━━━ Rows ━━━
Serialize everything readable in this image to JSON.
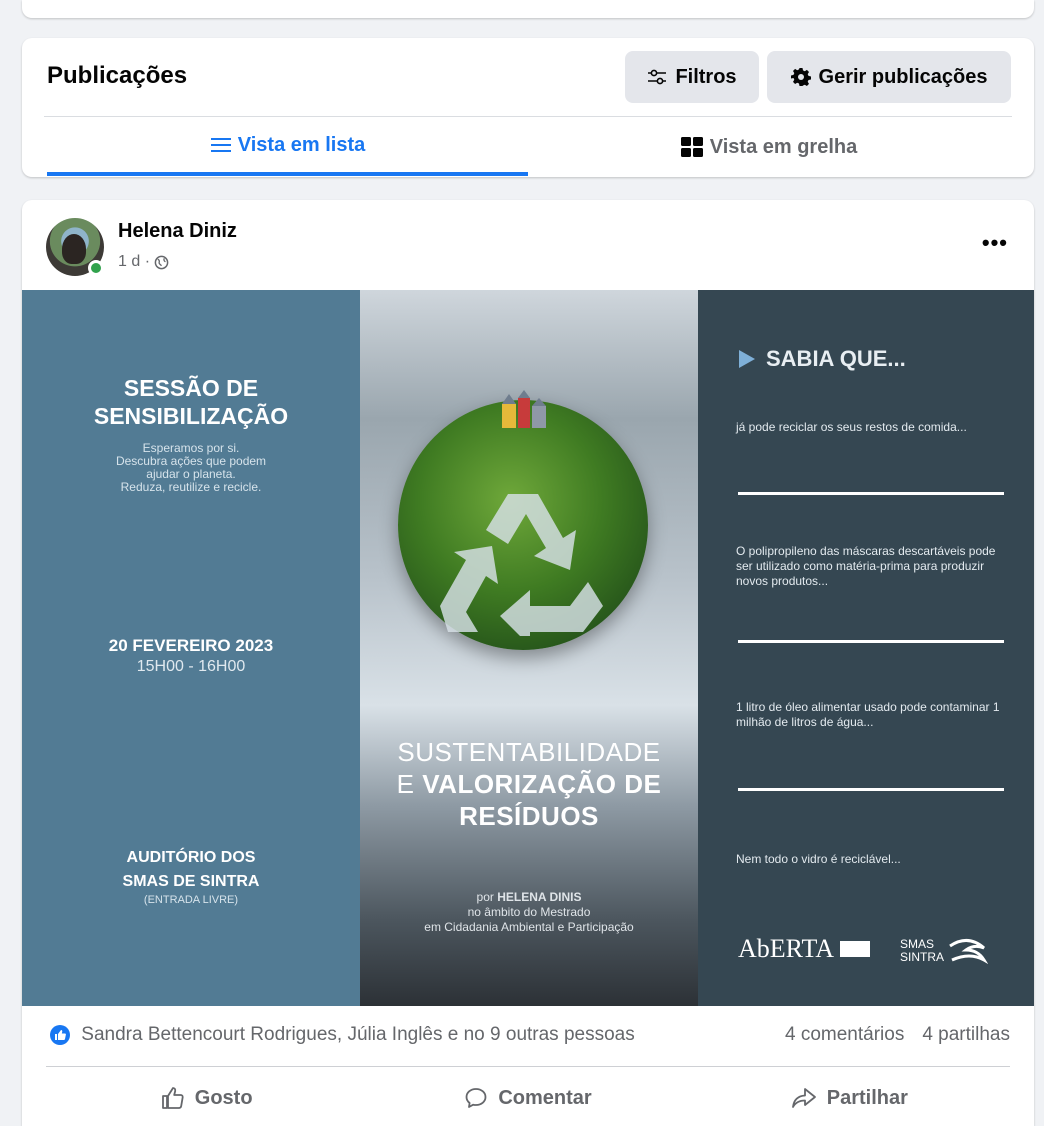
{
  "posts_header": {
    "title": "Publicações",
    "filters_label": "Filtros",
    "manage_label": "Gerir publicações",
    "tabs": [
      {
        "label": "Vista em lista",
        "active": true
      },
      {
        "label": "Vista em grelha",
        "active": false
      }
    ]
  },
  "post": {
    "author": "Helena Diniz",
    "time": "1 d ·",
    "poster": {
      "left": {
        "title_line1": "SESSÃO DE",
        "title_line2": "SENSIBILIZAÇÃO",
        "body_lines": [
          "Esperamos por si.",
          "Descubra ações que podem",
          "ajudar o planeta.",
          "Reduza, reutilize e recicle."
        ],
        "date": "20 FEVEREIRO 2023",
        "time": "15H00 - 16H00",
        "venue_line1": "AUDITÓRIO DOS",
        "venue_line2": "SMAS DE SINTRA",
        "venue_sub": "(ENTRADA LIVRE)"
      },
      "middle": {
        "title_line1": "SUSTENTABILIDADE",
        "title_line2_prefix": "E",
        "title_line2_bold": "VALORIZAÇÃO DE",
        "title_line3": "RESÍDUOS",
        "by_prefix": "por",
        "by_name": "HELENA DINIS",
        "by_line2": "no âmbito do Mestrado",
        "by_line3": "em Cidadania Ambiental e Participação"
      },
      "right": {
        "heading": "SABIA QUE...",
        "facts": [
          "já pode reciclar os seus restos de comida...",
          "O polipropileno das máscaras descartáveis pode ser utilizado como matéria-prima para produzir novos produtos...",
          "1 litro de óleo alimentar usado pode contaminar 1 milhão de litros de água...",
          "Nem todo o vidro é reciclável..."
        ],
        "logo_aberta": "AbERTA",
        "logo_smas_line1": "SMAS",
        "logo_smas_line2": "SINTRA"
      }
    },
    "reactions_text": "Sandra Bettencourt Rodrigues, Júlia Inglês e no 9 outras pessoas",
    "comments": "4 comentários",
    "shares": "4 partilhas",
    "actions": {
      "like": "Gosto",
      "comment": "Comentar",
      "share": "Partilhar"
    }
  },
  "colors": {
    "accent": "#1877f2",
    "poster_left": "#527b94",
    "poster_right": "#354752"
  }
}
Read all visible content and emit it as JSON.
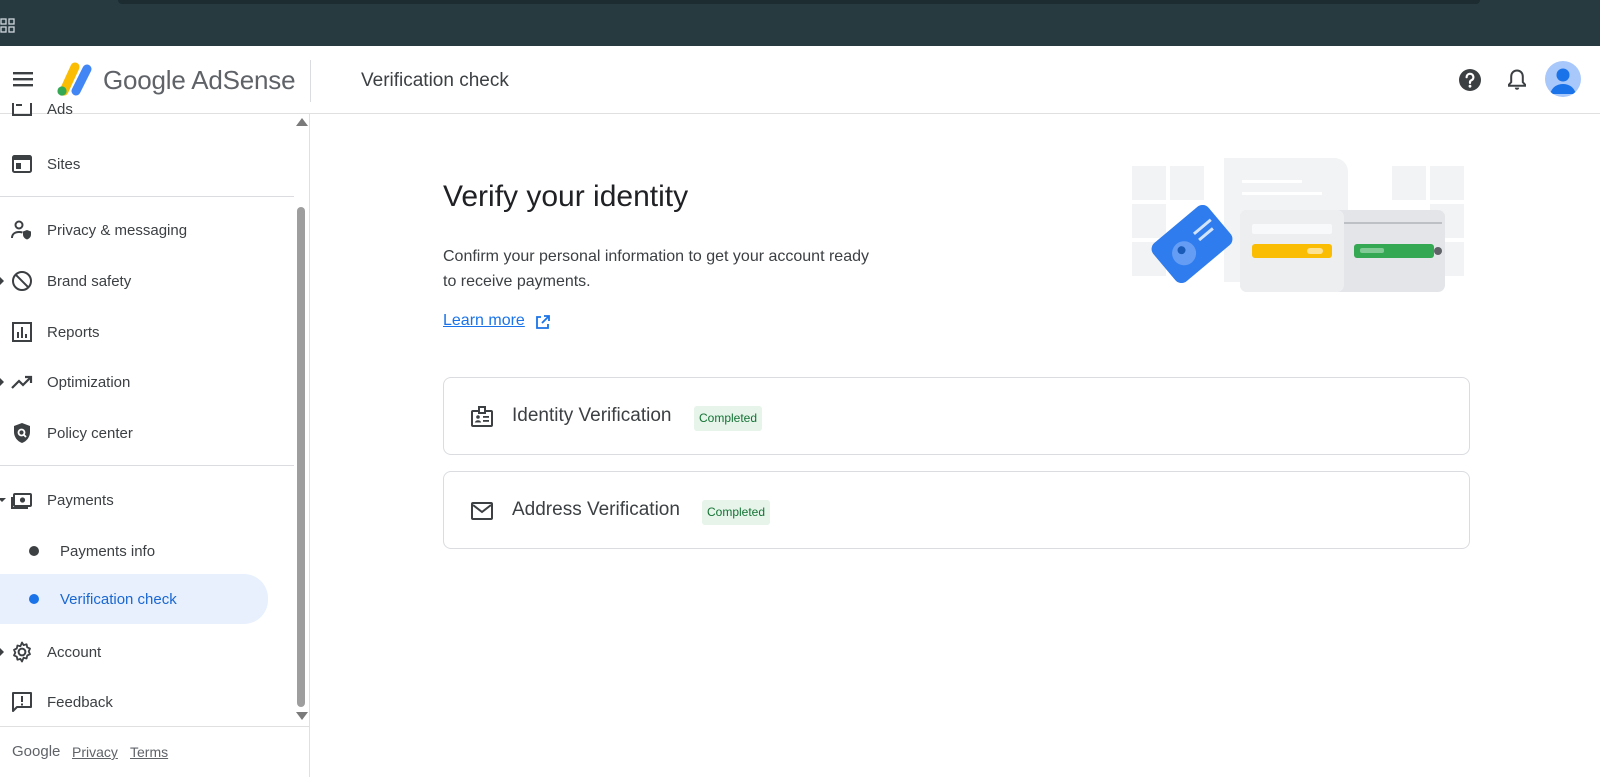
━━━
▶ **What you will do**: Copy out the lines in which the string "SINTRA" appears.

▶ **Solved problem**:
        "venue_line2": "SMAS DE SINTRA",
        "logo_smas_line2": "SINTRA"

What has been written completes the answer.